**Raw records**

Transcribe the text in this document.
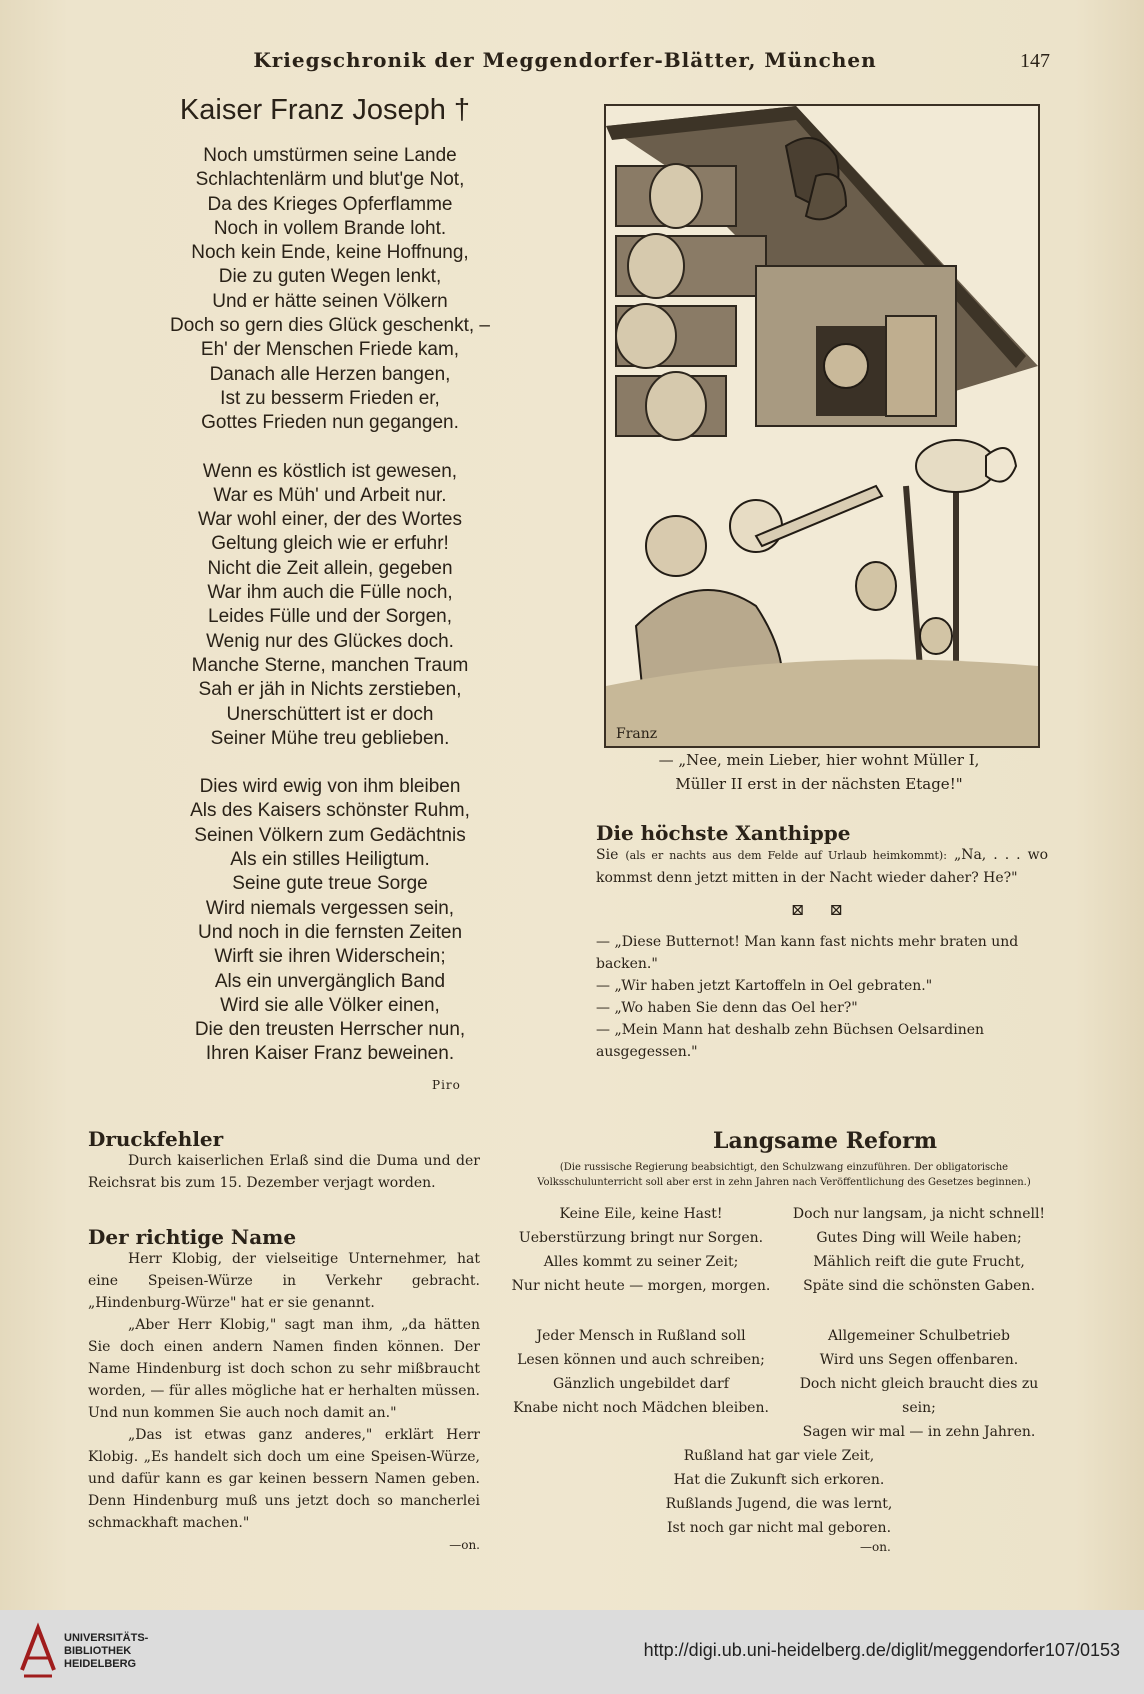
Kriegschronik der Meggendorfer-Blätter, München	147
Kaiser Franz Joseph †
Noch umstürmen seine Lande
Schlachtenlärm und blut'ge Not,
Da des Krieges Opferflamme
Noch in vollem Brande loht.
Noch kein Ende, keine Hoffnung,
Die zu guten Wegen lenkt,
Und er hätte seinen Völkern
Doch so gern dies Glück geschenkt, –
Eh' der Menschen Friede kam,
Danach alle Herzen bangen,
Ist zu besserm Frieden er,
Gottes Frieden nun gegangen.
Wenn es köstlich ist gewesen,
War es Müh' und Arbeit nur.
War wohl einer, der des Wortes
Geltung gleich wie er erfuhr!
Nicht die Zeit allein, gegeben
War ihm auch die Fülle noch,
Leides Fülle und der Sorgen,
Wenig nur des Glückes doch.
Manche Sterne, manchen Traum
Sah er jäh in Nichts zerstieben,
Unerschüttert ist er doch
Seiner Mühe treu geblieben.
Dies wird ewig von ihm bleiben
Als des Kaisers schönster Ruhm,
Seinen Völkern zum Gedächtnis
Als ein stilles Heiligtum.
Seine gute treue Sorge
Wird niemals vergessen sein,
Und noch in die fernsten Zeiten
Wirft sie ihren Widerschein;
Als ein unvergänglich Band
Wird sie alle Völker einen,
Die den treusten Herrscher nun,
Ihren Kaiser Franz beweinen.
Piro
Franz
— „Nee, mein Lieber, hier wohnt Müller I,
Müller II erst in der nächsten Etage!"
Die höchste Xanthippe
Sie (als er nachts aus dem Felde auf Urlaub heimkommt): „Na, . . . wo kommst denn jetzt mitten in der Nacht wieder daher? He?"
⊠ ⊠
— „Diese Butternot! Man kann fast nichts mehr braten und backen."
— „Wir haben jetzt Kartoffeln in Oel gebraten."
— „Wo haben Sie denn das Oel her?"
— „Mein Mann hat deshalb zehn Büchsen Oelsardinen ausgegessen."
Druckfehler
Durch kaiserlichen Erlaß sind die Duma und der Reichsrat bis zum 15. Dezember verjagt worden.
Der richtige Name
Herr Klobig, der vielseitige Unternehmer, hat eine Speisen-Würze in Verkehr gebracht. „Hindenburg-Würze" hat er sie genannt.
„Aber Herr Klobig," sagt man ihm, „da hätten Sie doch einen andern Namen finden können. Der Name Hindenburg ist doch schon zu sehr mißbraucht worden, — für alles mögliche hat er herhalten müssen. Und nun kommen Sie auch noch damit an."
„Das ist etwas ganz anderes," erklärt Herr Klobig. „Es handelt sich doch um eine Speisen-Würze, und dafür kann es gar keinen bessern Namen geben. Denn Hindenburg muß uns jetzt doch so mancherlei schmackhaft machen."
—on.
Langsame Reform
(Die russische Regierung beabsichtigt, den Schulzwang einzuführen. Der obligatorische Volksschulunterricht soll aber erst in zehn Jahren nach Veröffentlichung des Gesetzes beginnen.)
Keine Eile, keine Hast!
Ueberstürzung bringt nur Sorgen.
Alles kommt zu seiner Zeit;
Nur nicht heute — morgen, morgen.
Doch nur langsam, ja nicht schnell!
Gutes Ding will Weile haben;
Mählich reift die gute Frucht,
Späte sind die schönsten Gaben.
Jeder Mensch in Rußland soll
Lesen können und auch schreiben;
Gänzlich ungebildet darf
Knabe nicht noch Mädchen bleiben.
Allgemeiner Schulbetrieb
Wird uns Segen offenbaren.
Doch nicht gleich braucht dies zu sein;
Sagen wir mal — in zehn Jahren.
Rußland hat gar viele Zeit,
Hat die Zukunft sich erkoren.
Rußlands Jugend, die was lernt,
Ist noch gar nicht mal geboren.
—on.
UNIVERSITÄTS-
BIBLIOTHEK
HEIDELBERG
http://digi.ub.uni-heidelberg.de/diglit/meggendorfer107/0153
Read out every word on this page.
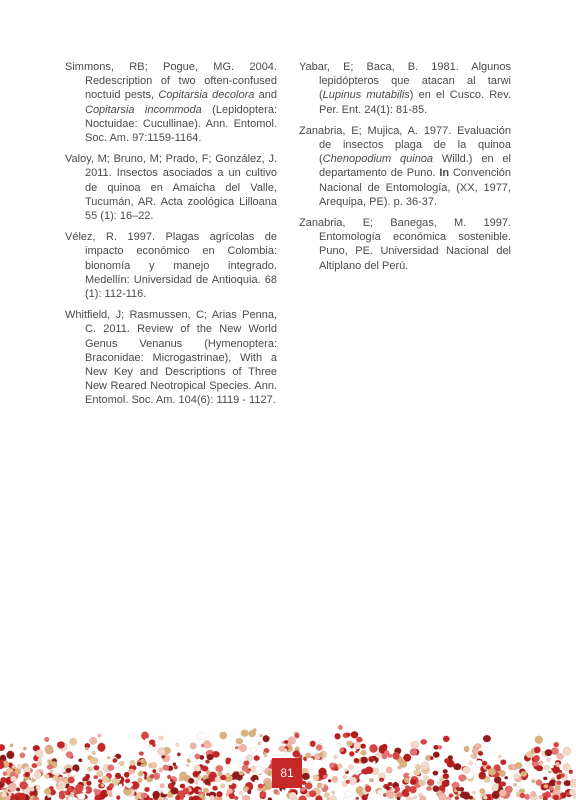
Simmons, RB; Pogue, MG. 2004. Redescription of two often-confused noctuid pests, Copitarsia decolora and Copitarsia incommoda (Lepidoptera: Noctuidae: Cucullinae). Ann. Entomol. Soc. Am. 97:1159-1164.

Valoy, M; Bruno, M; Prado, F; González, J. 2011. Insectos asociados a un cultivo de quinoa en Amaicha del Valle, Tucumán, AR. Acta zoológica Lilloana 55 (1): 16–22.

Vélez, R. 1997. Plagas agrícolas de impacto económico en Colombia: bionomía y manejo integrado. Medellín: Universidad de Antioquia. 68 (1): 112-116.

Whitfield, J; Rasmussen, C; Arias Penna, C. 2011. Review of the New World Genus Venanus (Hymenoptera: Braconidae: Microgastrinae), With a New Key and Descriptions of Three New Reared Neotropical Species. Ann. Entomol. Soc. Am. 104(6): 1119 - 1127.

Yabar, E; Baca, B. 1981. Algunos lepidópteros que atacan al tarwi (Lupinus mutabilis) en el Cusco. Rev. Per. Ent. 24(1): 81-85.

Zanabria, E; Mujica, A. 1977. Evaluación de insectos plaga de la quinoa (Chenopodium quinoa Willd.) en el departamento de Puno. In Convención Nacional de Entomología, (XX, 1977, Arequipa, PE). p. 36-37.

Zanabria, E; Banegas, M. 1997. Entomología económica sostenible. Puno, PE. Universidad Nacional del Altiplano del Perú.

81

**Work instructions**
List each line of the records that holds the string "Klobig".

**In response**
Herr Klobig, der vielseitige Unternehmer, hat eine Speisen-Würze in Verkehr gebracht. „Hindenburg-Würze" hat er sie genannt.
„Aber Herr Klobig," sagt man ihm, „da hätten Sie doch einen andern Namen finden können. Der Name Hindenburg ist doch schon zu sehr mißbraucht worden, — für alles mögliche hat er herhalten müssen. Und nun kommen Sie auch noch damit an."
„Das ist etwas ganz anderes," erklärt Herr Klobig. „Es handelt sich doch um eine Speisen-Würze, und dafür kann es gar keinen bessern Namen geben. Denn Hindenburg muß uns jetzt doch so mancherlei schmackhaft machen."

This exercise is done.